[Data excerpts]
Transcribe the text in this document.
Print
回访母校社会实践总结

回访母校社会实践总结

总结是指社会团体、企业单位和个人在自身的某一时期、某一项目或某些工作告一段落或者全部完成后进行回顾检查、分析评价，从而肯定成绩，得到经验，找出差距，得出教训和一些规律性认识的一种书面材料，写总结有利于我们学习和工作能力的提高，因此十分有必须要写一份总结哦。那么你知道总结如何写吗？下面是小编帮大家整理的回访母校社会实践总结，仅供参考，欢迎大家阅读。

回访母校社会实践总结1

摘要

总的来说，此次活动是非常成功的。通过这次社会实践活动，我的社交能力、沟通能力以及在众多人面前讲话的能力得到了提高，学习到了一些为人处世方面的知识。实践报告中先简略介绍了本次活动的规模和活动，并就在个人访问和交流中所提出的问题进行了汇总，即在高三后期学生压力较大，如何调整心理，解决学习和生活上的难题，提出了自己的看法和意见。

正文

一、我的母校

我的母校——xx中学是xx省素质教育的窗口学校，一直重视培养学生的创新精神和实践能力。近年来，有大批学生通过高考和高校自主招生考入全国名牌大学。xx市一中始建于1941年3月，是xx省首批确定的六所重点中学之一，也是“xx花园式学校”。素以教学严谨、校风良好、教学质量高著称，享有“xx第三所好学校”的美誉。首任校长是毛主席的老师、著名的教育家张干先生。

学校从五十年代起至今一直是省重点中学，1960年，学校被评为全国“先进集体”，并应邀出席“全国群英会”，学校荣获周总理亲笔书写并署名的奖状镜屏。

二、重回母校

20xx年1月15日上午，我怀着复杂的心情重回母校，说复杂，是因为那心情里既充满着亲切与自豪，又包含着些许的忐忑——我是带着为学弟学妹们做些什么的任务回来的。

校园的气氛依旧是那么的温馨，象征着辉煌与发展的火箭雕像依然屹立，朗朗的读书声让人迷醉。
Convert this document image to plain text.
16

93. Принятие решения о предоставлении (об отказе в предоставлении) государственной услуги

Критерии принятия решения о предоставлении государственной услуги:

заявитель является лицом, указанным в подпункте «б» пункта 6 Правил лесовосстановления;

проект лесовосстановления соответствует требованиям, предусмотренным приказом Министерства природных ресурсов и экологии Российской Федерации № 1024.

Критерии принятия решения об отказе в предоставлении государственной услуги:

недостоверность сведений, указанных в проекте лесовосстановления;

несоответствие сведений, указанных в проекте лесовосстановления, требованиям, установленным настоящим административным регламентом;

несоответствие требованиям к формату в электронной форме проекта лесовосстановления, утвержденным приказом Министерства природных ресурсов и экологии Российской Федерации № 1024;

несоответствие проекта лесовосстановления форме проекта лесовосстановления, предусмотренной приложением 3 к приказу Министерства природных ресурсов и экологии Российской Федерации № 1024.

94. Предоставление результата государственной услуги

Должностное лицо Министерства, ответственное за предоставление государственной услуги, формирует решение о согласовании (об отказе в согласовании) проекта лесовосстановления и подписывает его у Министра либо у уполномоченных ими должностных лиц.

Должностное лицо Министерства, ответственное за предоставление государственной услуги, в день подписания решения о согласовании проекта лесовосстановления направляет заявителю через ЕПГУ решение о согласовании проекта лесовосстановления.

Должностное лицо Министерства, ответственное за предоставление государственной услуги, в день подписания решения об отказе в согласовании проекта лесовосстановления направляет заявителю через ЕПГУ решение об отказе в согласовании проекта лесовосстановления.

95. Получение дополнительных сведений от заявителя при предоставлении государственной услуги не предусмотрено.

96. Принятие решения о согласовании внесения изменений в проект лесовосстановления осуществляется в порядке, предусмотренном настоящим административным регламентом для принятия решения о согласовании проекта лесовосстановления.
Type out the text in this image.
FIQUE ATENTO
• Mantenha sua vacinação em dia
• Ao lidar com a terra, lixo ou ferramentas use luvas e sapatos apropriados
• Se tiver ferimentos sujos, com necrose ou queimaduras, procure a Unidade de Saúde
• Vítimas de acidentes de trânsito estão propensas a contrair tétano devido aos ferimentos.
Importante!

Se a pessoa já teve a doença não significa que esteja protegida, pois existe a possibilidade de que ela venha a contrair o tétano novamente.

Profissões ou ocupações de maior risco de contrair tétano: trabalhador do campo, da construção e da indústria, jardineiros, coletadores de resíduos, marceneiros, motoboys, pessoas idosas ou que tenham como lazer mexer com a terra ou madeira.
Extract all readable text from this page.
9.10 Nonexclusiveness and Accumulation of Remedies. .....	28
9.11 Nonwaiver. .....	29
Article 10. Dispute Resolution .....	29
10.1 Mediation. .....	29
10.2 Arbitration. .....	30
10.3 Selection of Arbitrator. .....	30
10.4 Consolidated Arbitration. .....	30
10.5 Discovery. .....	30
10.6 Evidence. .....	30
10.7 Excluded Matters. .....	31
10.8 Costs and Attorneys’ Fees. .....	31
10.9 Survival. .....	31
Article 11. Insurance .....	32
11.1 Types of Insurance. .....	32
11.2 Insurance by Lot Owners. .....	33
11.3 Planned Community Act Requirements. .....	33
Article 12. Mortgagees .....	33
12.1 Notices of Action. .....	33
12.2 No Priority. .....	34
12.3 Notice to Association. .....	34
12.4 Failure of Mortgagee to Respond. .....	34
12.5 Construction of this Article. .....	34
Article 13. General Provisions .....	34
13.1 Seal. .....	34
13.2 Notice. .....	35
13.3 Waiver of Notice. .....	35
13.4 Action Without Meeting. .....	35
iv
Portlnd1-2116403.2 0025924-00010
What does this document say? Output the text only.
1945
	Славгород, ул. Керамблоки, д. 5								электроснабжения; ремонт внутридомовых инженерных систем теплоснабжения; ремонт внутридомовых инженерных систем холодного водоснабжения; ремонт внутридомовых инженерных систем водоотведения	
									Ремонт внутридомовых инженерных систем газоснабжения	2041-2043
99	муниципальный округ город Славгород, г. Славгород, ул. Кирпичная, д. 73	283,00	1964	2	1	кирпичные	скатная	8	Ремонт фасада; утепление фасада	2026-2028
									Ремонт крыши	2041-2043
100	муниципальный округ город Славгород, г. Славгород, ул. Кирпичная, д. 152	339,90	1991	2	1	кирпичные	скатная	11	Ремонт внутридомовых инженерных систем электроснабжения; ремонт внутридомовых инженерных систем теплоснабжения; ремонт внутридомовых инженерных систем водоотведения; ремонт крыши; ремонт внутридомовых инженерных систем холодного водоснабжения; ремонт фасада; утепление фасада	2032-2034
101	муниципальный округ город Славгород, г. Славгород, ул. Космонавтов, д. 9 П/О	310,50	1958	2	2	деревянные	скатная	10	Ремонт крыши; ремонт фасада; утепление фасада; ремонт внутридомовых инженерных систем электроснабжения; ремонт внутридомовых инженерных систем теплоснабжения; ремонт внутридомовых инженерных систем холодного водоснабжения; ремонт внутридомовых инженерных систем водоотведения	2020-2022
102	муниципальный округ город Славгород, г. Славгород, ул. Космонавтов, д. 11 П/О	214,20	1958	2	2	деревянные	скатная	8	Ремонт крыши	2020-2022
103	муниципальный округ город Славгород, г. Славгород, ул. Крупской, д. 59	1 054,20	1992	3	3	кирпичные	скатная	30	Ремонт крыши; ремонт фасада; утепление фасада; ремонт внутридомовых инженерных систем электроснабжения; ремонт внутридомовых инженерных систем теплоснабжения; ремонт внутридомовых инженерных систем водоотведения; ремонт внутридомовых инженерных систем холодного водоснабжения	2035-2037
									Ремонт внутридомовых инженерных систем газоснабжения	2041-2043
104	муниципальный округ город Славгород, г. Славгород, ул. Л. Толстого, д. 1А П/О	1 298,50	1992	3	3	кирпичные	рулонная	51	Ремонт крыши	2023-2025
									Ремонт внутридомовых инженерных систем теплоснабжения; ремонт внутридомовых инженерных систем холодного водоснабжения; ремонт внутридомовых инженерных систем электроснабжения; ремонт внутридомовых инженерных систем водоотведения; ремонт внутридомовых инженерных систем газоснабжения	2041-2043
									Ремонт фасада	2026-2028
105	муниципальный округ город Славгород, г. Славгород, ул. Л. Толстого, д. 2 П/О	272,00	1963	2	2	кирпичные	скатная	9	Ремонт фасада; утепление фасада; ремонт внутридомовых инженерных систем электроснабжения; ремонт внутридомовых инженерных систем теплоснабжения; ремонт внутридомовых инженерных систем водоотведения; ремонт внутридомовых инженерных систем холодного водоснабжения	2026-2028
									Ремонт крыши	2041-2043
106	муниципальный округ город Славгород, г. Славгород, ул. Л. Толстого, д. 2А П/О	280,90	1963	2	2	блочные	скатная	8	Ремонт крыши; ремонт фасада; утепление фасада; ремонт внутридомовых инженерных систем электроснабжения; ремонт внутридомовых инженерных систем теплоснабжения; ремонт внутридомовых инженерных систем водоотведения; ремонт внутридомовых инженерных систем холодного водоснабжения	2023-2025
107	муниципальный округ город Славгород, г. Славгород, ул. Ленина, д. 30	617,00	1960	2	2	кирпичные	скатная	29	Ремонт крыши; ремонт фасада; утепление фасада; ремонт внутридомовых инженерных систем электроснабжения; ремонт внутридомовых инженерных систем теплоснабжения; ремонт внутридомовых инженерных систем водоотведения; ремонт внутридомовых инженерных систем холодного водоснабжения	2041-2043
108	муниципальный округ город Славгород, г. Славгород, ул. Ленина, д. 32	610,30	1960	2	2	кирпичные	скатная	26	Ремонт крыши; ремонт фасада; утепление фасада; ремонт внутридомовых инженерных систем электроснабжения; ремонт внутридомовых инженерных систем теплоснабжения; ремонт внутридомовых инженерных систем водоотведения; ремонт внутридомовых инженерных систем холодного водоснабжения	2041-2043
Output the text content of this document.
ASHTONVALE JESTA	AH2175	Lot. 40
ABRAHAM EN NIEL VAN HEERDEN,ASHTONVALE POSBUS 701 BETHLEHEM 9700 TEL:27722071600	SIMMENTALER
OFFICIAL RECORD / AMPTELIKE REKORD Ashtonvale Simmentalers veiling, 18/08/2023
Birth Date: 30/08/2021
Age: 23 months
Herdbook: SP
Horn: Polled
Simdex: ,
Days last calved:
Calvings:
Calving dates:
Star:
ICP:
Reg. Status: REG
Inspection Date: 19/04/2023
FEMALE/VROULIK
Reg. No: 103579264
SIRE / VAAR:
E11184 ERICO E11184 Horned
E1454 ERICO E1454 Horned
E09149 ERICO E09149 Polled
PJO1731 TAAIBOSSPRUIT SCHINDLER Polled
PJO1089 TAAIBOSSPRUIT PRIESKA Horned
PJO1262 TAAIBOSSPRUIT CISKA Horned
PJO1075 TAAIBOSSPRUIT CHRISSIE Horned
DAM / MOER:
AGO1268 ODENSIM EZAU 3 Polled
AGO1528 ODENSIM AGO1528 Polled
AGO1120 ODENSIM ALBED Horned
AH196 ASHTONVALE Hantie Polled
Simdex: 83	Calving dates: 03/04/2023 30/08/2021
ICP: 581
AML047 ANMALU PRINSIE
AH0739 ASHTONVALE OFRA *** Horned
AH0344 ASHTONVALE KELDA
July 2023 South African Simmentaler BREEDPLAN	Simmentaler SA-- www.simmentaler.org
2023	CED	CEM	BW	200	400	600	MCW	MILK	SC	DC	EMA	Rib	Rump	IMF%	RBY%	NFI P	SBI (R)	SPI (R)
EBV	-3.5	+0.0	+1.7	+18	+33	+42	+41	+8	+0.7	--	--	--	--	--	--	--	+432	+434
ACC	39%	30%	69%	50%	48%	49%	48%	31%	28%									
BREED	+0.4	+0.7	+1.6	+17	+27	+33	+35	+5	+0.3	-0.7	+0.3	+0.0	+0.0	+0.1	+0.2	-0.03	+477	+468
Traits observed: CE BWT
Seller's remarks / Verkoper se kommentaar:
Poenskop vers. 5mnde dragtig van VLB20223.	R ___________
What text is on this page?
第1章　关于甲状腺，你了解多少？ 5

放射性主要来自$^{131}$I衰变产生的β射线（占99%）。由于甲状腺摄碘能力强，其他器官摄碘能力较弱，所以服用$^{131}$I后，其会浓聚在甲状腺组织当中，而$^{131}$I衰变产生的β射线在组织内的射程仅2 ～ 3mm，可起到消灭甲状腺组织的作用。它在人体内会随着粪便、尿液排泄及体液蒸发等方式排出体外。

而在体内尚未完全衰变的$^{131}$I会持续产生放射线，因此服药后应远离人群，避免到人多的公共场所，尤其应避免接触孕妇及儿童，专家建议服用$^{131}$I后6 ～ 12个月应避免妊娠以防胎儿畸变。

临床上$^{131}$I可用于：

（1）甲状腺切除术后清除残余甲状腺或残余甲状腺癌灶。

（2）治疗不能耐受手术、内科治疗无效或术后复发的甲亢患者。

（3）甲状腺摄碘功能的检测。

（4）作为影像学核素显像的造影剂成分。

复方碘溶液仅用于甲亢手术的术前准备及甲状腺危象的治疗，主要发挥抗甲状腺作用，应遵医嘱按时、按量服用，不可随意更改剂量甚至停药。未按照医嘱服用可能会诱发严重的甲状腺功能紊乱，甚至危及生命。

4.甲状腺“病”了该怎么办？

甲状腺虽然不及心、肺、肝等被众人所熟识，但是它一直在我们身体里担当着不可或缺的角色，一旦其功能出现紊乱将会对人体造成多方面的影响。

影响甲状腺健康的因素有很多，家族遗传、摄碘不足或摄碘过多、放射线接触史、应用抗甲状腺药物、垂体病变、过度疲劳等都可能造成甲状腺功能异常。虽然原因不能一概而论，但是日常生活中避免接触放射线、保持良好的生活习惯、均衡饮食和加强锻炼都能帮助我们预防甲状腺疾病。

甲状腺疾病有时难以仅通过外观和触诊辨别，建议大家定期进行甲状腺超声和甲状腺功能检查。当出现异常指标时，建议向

### Instruction
Every line of the listing that holds "Критерии" is to be counted; give only the resulting number.

### Full solution
2